▸ Task details:
Without the pictures, write out all the lines below exactly as they appear.

▸ Provided material:
____
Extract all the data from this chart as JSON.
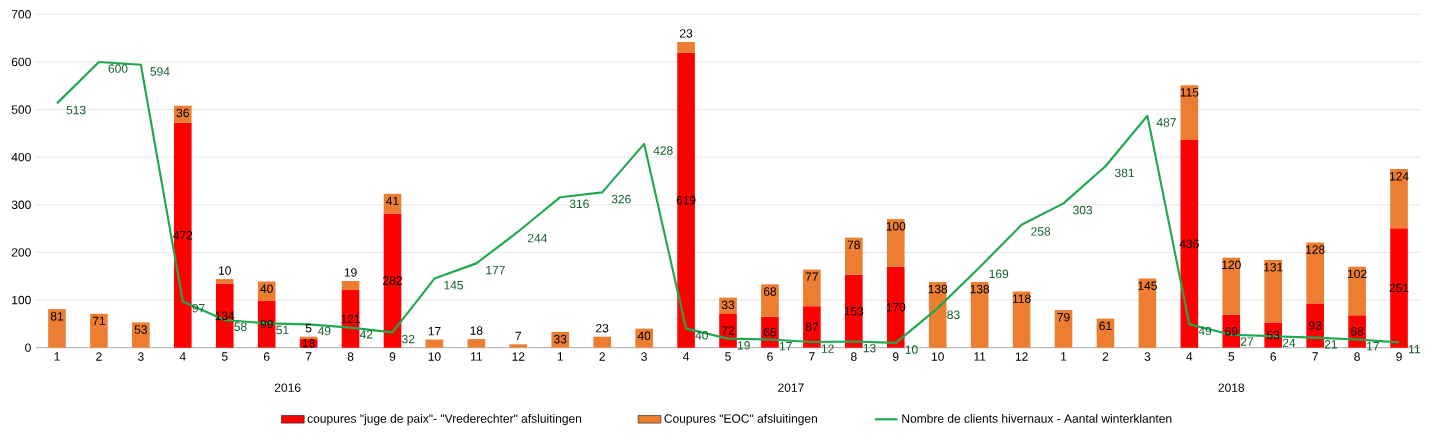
{
  "chart_data": {
    "type": "bar",
    "stacked": true,
    "grid": "y",
    "legend": "bottom",
    "data_labels": true,
    "categories": [
      "1",
      "2",
      "3",
      "4",
      "5",
      "6",
      "7",
      "8",
      "9",
      "10",
      "11",
      "12",
      "1",
      "2",
      "3",
      "4",
      "5",
      "6",
      "7",
      "8",
      "9",
      "10",
      "11",
      "12",
      "1",
      "2",
      "3",
      "4",
      "5",
      "6",
      "7",
      "8",
      "9"
    ],
    "ylim": [
      0,
      700
    ],
    "yticks": [
      0,
      100,
      200,
      300,
      400,
      500,
      600,
      700
    ],
    "annotations": [
      "2016",
      "2017",
      "2018"
    ],
    "series": [
      {
        "name": "coupures \"juge de paix\"-  \"Vrederechter\" afsluitingen",
        "color": "#ff0000",
        "values": [
          null,
          null,
          null,
          472,
          134,
          99,
          18,
          121,
          282,
          null,
          null,
          null,
          null,
          null,
          null,
          619,
          72,
          65,
          87,
          153,
          170,
          null,
          null,
          null,
          null,
          null,
          null,
          436,
          69,
          53,
          93,
          68,
          251
        ]
      },
      {
        "name": "Coupures \"EOC\" afsluitingen",
        "color": "#ed7d31",
        "values": [
          81,
          71,
          53,
          36,
          10,
          40,
          5,
          19,
          41,
          17,
          18,
          7,
          33,
          23,
          40,
          23,
          33,
          68,
          77,
          78,
          100,
          138,
          138,
          118,
          79,
          61,
          145,
          115,
          120,
          131,
          128,
          102,
          124
        ]
      },
      {
        "name": "Nombre de clients hivernaux - Aantal  winterklanten",
        "type": "line",
        "color": "#1fa84f",
        "values": [
          513,
          600,
          594,
          97,
          58,
          51,
          49,
          42,
          32,
          145,
          177,
          244,
          316,
          326,
          428,
          40,
          19,
          17,
          12,
          13,
          10,
          83,
          169,
          258,
          303,
          381,
          487,
          49,
          27,
          24,
          21,
          17,
          11
        ]
      }
    ]
  }
}
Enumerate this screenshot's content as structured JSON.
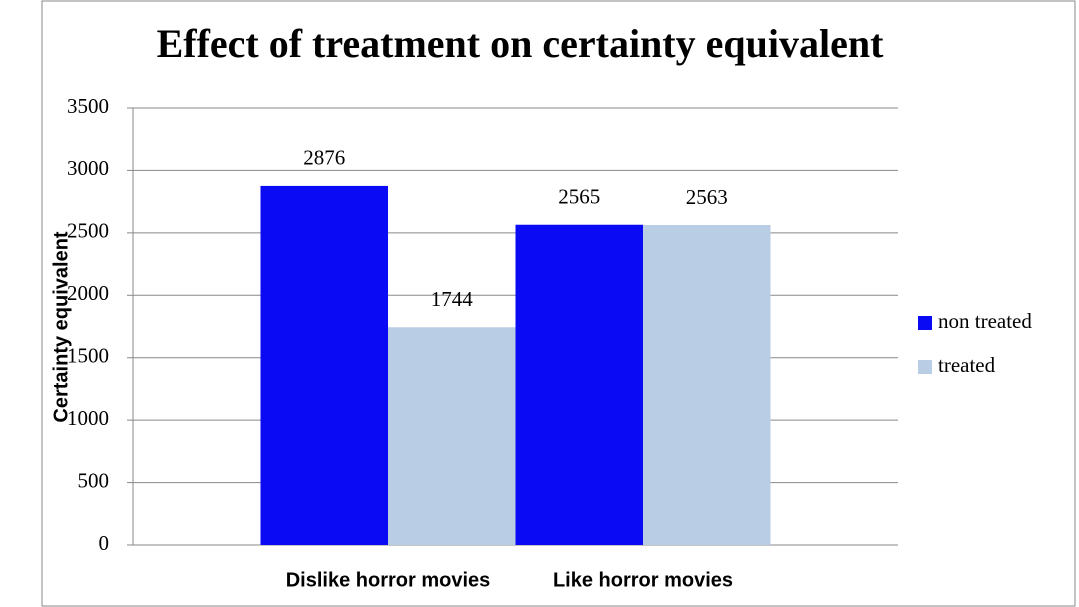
{
  "chart_data": {
    "type": "bar",
    "title": "Effect of treatment on  certainty equivalent",
    "y_label": "Certainty equivalent",
    "categories": [
      "Dislike horror movies",
      "Like horror movies"
    ],
    "series": [
      {
        "name": "non treated",
        "color": "#0a0af5",
        "values": [
          2876,
          2565
        ]
      },
      {
        "name": "treated",
        "color": "#b9cde4",
        "values": [
          1744,
          2563
        ]
      }
    ],
    "ylim": [
      0,
      3500
    ],
    "yticks": [
      0,
      500,
      1000,
      1500,
      2000,
      2500,
      3000,
      3500
    ],
    "grid": true,
    "legend": "right"
  }
}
____
▸ Exercise solution:
Extract all the data from this chart as JSON.
{
  "chart_data": {
    "type": "bar",
    "stacked": true,
    "grid": "y",
    "legend": "bottom",
    "data_labels": true,
    "categories": [
      "1",
      "2",
      "3",
      "4",
      "5",
      "6",
      "7",
      "8",
      "9",
      "10",
      "11",
      "12",
      "1",
      "2",
      "3",
      "4",
      "5",
      "6",
      "7",
      "8",
      "9",
      "10",
      "11",
      "12",
      "1",
      "2",
      "3",
      "4",
      "5",
      "6",
      "7",
      "8",
      "9"
    ],
    "ylim": [
      0,
      700
    ],
    "yticks": [
      0,
      100,
      200,
      300,
      400,
      500,
      600,
      700
    ],
    "annotations": [
      "2016",
      "2017",
      "2018"
    ],
    "series": [
      {
        "name": "coupures \"juge de paix\"-  \"Vrederechter\" afsluitingen",
        "color": "#ff0000",
        "values": [
          null,
          null,
          null,
          472,
          134,
          99,
          18,
          121,
          282,
          null,
          null,
          null,
          null,
          null,
          null,
          619,
          72,
          65,
          87,
          153,
          170,
          null,
          null,
          null,
          null,
          null,
          null,
          436,
          69,
          53,
          93,
          68,
          251
        ]
      },
      {
        "name": "Coupures \"EOC\" afsluitingen",
        "color": "#ed7d31",
        "values": [
          81,
          71,
          53,
          36,
          10,
          40,
          5,
          19,
          41,
          17,
          18,
          7,
          33,
          23,
          40,
          23,
          33,
          68,
          77,
          78,
          100,
          138,
          138,
          118,
          79,
          61,
          145,
          115,
          120,
          131,
          128,
          102,
          124
        ]
      },
      {
        "name": "Nombre de clients hivernaux - Aantal  winterklanten",
        "type": "line",
        "color": "#1fa84f",
        "values": [
          513,
          600,
          594,
          97,
          58,
          51,
          49,
          42,
          32,
          145,
          177,
          244,
          316,
          326,
          428,
          40,
          19,
          17,
          12,
          13,
          10,
          83,
          169,
          258,
          303,
          381,
          487,
          49,
          27,
          24,
          21,
          17,
          11
        ]
      }
    ]
  }
}
Enumerate this screenshot's content as structured JSON.
{
  "chart_data": {
    "type": "bar",
    "title": "Effect of treatment on  certainty equivalent",
    "y_label": "Certainty equivalent",
    "categories": [
      "Dislike horror movies",
      "Like horror movies"
    ],
    "series": [
      {
        "name": "non treated",
        "color": "#0a0af5",
        "values": [
          2876,
          2565
        ]
      },
      {
        "name": "treated",
        "color": "#b9cde4",
        "values": [
          1744,
          2563
        ]
      }
    ],
    "ylim": [
      0,
      3500
    ],
    "yticks": [
      0,
      500,
      1000,
      1500,
      2000,
      2500,
      3000,
      3500
    ],
    "grid": true,
    "legend": "right"
  }
}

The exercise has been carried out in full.